## Aim
Gather up every line from the entries below that uses the word "павлиний".

## Working data
# # # #
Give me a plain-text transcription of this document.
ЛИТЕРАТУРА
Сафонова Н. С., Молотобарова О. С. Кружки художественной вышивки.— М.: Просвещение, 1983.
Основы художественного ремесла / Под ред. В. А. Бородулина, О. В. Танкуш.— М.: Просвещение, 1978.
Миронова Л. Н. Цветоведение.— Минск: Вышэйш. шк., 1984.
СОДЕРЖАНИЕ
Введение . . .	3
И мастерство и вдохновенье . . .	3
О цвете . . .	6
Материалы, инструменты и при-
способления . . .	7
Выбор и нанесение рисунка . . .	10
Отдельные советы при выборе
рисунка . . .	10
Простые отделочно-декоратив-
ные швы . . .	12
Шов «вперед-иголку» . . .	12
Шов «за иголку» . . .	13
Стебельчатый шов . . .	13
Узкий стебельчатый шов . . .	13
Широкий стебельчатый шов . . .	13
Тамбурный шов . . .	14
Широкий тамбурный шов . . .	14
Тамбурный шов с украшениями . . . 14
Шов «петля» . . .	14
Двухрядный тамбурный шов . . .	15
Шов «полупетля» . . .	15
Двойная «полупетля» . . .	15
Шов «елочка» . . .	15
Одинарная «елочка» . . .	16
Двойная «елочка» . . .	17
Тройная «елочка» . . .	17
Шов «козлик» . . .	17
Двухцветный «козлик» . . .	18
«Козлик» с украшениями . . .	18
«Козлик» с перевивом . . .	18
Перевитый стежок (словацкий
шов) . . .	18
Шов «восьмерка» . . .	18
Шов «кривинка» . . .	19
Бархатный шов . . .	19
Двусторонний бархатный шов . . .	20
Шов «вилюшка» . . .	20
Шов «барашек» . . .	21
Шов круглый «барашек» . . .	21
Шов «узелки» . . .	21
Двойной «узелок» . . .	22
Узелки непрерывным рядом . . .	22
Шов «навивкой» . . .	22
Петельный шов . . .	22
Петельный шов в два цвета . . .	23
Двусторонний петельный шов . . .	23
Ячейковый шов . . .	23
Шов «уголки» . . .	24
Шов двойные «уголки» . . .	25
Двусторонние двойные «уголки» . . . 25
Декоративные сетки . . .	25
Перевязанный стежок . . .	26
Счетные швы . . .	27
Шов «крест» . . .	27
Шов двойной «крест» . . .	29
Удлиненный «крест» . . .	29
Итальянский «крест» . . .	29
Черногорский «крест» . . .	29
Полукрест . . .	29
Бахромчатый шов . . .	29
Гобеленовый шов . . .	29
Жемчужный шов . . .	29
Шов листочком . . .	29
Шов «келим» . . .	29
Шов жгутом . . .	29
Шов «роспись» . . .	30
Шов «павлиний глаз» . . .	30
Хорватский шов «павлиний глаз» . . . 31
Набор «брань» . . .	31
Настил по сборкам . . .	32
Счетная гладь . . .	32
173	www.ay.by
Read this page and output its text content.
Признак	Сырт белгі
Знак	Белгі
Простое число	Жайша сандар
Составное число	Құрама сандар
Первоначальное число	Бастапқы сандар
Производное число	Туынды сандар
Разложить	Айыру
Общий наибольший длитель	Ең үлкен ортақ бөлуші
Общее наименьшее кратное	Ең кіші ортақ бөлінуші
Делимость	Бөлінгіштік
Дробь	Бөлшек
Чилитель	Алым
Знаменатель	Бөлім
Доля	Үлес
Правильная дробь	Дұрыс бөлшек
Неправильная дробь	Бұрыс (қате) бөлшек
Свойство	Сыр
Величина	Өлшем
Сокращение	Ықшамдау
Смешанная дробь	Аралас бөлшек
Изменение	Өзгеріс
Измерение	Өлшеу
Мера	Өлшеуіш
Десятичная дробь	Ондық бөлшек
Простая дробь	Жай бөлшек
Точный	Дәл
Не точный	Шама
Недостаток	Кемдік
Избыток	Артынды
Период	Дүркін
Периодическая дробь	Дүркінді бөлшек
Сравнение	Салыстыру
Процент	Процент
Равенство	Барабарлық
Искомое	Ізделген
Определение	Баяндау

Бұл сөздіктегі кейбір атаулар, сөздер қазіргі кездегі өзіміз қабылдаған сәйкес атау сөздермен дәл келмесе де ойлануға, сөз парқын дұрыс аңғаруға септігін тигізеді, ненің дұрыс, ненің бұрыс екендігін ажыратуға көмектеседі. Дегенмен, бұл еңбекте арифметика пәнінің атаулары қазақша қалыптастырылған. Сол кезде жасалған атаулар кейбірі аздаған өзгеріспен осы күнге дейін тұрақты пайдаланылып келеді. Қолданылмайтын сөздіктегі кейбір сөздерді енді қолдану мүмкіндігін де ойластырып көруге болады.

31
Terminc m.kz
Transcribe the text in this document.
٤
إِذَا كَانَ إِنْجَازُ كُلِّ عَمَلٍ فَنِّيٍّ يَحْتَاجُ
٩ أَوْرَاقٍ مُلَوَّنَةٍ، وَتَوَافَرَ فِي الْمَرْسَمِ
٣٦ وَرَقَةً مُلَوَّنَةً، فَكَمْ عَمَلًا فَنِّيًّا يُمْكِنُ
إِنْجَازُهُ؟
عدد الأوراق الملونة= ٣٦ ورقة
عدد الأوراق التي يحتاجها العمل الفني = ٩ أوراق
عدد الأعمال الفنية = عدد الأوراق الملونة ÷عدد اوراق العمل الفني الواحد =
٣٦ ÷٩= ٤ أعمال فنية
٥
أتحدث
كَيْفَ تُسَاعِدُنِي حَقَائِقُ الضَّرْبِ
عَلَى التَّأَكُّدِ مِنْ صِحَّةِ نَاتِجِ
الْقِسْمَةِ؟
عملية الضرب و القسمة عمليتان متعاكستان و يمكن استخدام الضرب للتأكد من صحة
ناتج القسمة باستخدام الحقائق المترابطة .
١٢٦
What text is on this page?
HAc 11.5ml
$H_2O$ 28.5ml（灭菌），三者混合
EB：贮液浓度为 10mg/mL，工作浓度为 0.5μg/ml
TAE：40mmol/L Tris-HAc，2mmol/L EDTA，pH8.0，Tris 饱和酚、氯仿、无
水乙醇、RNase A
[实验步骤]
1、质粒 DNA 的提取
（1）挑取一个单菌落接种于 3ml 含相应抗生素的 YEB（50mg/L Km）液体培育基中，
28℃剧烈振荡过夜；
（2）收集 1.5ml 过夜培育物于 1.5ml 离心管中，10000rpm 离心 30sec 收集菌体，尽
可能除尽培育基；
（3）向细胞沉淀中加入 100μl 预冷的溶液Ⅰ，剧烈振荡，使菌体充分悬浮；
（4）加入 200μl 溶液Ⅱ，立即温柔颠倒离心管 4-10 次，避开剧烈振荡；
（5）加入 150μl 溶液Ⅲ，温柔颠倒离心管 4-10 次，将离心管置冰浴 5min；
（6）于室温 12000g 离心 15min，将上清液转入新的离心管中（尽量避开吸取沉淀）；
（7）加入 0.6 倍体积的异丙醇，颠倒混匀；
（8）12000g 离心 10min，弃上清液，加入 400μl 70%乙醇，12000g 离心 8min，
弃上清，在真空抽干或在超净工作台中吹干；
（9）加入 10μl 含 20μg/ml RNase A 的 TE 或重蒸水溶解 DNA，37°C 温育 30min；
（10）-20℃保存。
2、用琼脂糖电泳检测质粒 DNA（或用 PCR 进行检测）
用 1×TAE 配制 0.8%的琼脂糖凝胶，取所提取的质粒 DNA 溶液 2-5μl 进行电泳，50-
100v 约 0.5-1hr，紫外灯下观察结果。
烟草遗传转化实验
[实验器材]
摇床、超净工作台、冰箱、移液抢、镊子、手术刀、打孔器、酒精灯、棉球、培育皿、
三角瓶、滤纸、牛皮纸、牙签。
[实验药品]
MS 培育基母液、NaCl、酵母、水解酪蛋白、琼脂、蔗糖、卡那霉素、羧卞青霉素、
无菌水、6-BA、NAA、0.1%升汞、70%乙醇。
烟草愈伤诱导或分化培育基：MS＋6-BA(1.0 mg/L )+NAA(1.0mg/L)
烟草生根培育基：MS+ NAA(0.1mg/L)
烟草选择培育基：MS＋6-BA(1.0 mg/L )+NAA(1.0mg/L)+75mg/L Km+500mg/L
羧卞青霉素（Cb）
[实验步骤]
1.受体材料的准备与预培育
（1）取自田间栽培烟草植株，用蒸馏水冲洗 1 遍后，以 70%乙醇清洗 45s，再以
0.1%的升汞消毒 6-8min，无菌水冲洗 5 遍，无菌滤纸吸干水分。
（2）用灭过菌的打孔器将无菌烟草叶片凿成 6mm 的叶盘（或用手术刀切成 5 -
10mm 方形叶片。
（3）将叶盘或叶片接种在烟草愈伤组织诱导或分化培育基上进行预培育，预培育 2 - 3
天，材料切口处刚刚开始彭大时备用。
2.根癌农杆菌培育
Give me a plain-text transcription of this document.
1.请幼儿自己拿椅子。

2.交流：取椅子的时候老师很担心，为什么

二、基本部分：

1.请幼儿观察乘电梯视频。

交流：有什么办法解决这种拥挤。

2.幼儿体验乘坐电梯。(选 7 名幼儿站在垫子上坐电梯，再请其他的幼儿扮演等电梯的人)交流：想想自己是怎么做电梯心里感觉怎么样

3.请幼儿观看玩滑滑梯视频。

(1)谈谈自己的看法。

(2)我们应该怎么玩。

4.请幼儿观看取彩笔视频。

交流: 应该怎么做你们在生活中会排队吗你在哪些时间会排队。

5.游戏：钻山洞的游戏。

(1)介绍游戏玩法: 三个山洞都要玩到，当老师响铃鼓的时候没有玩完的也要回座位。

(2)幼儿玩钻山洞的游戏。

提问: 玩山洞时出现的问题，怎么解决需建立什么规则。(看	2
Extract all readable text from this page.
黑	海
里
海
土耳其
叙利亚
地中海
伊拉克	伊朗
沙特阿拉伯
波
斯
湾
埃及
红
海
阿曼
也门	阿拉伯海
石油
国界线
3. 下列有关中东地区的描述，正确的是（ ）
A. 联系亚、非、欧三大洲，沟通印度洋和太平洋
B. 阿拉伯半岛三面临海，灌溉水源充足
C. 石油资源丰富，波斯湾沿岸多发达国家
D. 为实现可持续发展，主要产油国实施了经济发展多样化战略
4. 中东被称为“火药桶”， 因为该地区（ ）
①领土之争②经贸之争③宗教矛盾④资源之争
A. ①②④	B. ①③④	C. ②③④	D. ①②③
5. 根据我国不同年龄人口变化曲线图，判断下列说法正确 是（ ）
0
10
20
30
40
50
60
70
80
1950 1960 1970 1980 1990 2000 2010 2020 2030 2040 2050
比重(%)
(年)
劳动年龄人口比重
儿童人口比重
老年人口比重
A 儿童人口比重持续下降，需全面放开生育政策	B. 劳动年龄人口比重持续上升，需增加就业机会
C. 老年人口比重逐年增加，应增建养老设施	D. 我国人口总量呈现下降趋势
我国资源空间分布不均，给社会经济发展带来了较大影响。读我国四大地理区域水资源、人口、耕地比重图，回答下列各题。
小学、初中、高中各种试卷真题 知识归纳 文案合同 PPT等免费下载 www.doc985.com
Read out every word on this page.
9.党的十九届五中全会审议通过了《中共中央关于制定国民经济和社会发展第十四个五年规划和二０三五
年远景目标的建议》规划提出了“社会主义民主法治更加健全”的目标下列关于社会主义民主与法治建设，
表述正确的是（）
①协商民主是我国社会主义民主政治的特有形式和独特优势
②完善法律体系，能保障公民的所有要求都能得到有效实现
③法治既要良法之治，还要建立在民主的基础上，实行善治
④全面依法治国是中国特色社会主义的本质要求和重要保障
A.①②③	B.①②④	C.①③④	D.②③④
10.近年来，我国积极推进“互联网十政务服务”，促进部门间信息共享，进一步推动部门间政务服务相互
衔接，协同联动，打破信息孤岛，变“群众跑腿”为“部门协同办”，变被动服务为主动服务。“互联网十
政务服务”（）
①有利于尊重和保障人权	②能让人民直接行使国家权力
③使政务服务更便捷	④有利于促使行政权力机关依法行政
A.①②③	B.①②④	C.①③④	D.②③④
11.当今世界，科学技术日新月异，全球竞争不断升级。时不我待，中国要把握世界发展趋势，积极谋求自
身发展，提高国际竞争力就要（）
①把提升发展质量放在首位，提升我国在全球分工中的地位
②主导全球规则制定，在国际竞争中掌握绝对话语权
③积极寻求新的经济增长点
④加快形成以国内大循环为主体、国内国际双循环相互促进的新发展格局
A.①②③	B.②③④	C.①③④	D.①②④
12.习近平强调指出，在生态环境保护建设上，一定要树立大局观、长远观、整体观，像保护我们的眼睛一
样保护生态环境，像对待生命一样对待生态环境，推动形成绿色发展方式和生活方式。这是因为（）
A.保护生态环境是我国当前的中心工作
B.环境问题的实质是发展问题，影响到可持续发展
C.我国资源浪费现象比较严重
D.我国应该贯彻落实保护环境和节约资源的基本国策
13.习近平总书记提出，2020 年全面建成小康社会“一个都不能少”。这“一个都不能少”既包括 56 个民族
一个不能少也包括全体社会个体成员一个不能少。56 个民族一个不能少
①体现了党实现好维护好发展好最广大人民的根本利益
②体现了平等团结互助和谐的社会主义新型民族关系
# # # #
## Result of this exercise
Шов «павлиний глаз» . . .	30
Хорватский шов «павлиний глаз» . . . 31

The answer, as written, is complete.